Copy these lines word for word, leaving out the pictures.

[BEGIN Dataset rows]

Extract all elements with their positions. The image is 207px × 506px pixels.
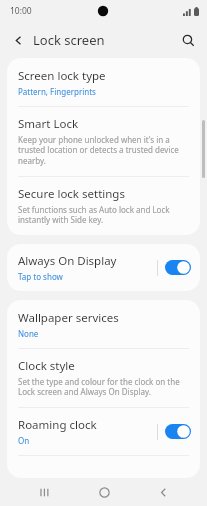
staticText: Clock style — [18, 358, 75, 374]
button[interactable]: Screen lock type — [7, 58, 200, 106]
staticText: On — [18, 435, 30, 446]
button[interactable]: Roaming clock — [7, 408, 200, 455]
button[interactable]: Back — [148, 478, 178, 506]
staticText: Lock screen — [33, 31, 105, 49]
staticText: Wallpaper services — [18, 310, 119, 326]
staticText: Keep your phone unlocked when it's in a … — [18, 134, 189, 167]
staticText: Screen lock type — [18, 68, 106, 84]
staticText: Set functions such as Auto lock and Lock… — [18, 204, 189, 226]
staticText: Always On Display — [18, 253, 117, 269]
staticText: Secure lock settings — [18, 186, 125, 202]
button[interactable]: Secure lock settings — [7, 177, 200, 235]
staticText: Smart Lock — [18, 116, 79, 132]
button[interactable]: Clock style — [7, 349, 200, 407]
staticText: 10:00 — [10, 5, 32, 17]
button[interactable]: Wallpaper services — [7, 300, 200, 348]
staticText: None — [18, 328, 39, 339]
staticText: Tap to show — [18, 271, 63, 282]
button[interactable]: Search — [174, 26, 202, 54]
button[interactable]: Home — [89, 478, 119, 506]
staticText: Roaming clock — [18, 417, 97, 433]
staticText: Set the type and colour for the clock on… — [18, 376, 189, 398]
button[interactable]: Always On Display — [7, 244, 200, 291]
staticText: Pattern, Fingerprints — [18, 86, 96, 97]
button[interactable]: Recent apps — [29, 478, 59, 506]
button[interactable]: Smart Lock — [7, 107, 200, 176]
button[interactable]: Back — [4, 26, 32, 54]
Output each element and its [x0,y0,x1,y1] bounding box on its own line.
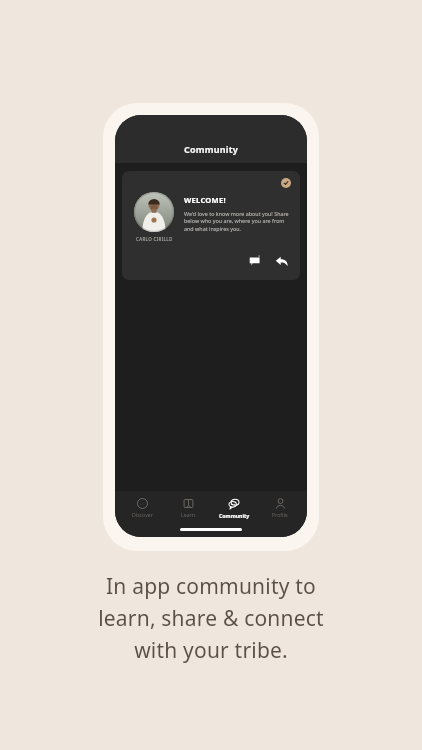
button[interactable]: Learn [165,491,211,525]
button[interactable]: Verified [122,171,300,280]
staticText: with your tribe. [30,636,392,665]
staticText: learn, share & connect [30,604,392,633]
button[interactable]: Community [211,491,257,525]
button[interactable]: Profile [257,491,303,525]
staticText: Community [219,512,250,519]
button[interactable]: Discover [119,491,165,525]
staticText: CARLO CIRILLO [136,236,173,242]
button[interactable]: Comment [245,251,265,271]
button[interactable]: Reply [271,251,291,271]
staticText: In app community to [30,572,392,601]
staticText: WELCOME! [184,195,226,205]
staticText: Discover [132,511,153,518]
staticText: We'd love to know more about you! Share … [184,210,291,233]
button[interactable]: Verified [281,178,291,188]
staticText: Profile [272,511,288,518]
staticText: Community [184,143,239,155]
staticText: Learn [181,511,195,518]
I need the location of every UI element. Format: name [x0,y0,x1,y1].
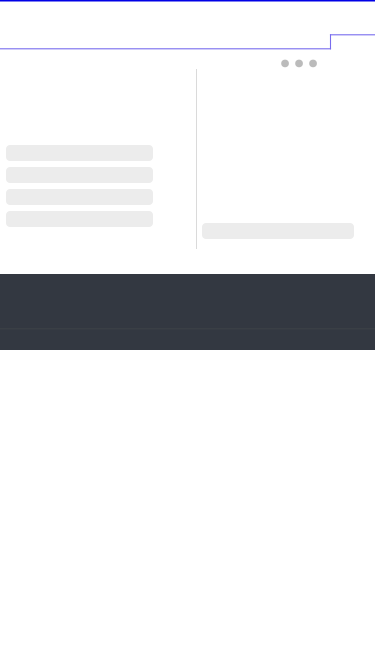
button[interactable]: More options [281,60,317,67]
button[interactable]: Tabs [0,34,331,49]
button[interactable]: Active tab [330,34,375,49]
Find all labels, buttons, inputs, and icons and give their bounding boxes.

[END Dataset rows]

* Solution for this problem:
Extract all elements with their positions. The image is 207px × 506px pixels.
staticText: Clock style — [18, 358, 75, 374]
button[interactable]: Screen lock type — [7, 58, 200, 106]
staticText: On — [18, 435, 30, 446]
button[interactable]: Roaming clock — [7, 408, 200, 455]
button[interactable]: Back — [148, 478, 178, 506]
staticText: Lock screen — [33, 31, 105, 49]
staticText: Wallpaper services — [18, 310, 119, 326]
staticText: Keep your phone unlocked when it's in a … — [18, 134, 189, 167]
staticText: Screen lock type — [18, 68, 106, 84]
staticText: Set functions such as Auto lock and Lock… — [18, 204, 189, 226]
staticText: Always On Display — [18, 253, 117, 269]
staticText: Secure lock settings — [18, 186, 125, 202]
button[interactable]: Secure lock settings — [7, 177, 200, 235]
staticText: Smart Lock — [18, 116, 79, 132]
button[interactable]: Clock style — [7, 349, 200, 407]
staticText: 10:00 — [10, 5, 32, 17]
button[interactable]: Wallpaper services — [7, 300, 200, 348]
staticText: None — [18, 328, 39, 339]
staticText: Tap to show — [18, 271, 63, 282]
button[interactable]: Search — [174, 26, 202, 54]
button[interactable]: Home — [89, 478, 119, 506]
staticText: Roaming clock — [18, 417, 97, 433]
staticText: Set the type and colour for the clock on… — [18, 376, 189, 398]
button[interactable]: Always On Display — [7, 244, 200, 291]
staticText: Pattern, Fingerprints — [18, 86, 96, 97]
button[interactable]: Recent apps — [29, 478, 59, 506]
button[interactable]: Smart Lock — [7, 107, 200, 176]
button[interactable]: Back — [4, 26, 32, 54]
Output each element and its [x0,y0,x1,y1] bounding box on its own line.
button[interactable]: Learn [165,491,211,525]
button[interactable]: Verified [122,171,300,280]
staticText: with your tribe. [30,636,392,665]
staticText: learn, share & connect [30,604,392,633]
button[interactable]: Community [211,491,257,525]
button[interactable]: Profile [257,491,303,525]
staticText: Community [219,512,250,519]
button[interactable]: Discover [119,491,165,525]
staticText: CARLO CIRILLO [136,236,173,242]
button[interactable]: Comment [245,251,265,271]
button[interactable]: Reply [271,251,291,271]
staticText: In app community to [30,572,392,601]
staticText: WELCOME! [184,195,226,205]
staticText: Discover [132,511,153,518]
staticText: We'd love to know more about you! Share … [184,210,291,233]
button[interactable]: Verified [281,178,291,188]
staticText: Profile [272,511,288,518]
staticText: Community [184,143,239,155]
staticText: Learn [181,511,195,518]
I need the location of every UI element. Format: name [x0,y0,x1,y1].
button[interactable]: More options [281,60,317,67]
button[interactable]: Tabs [0,34,331,49]
button[interactable]: Active tab [330,34,375,49]
Find all labels, buttons, inputs, and icons and give their bounding boxes.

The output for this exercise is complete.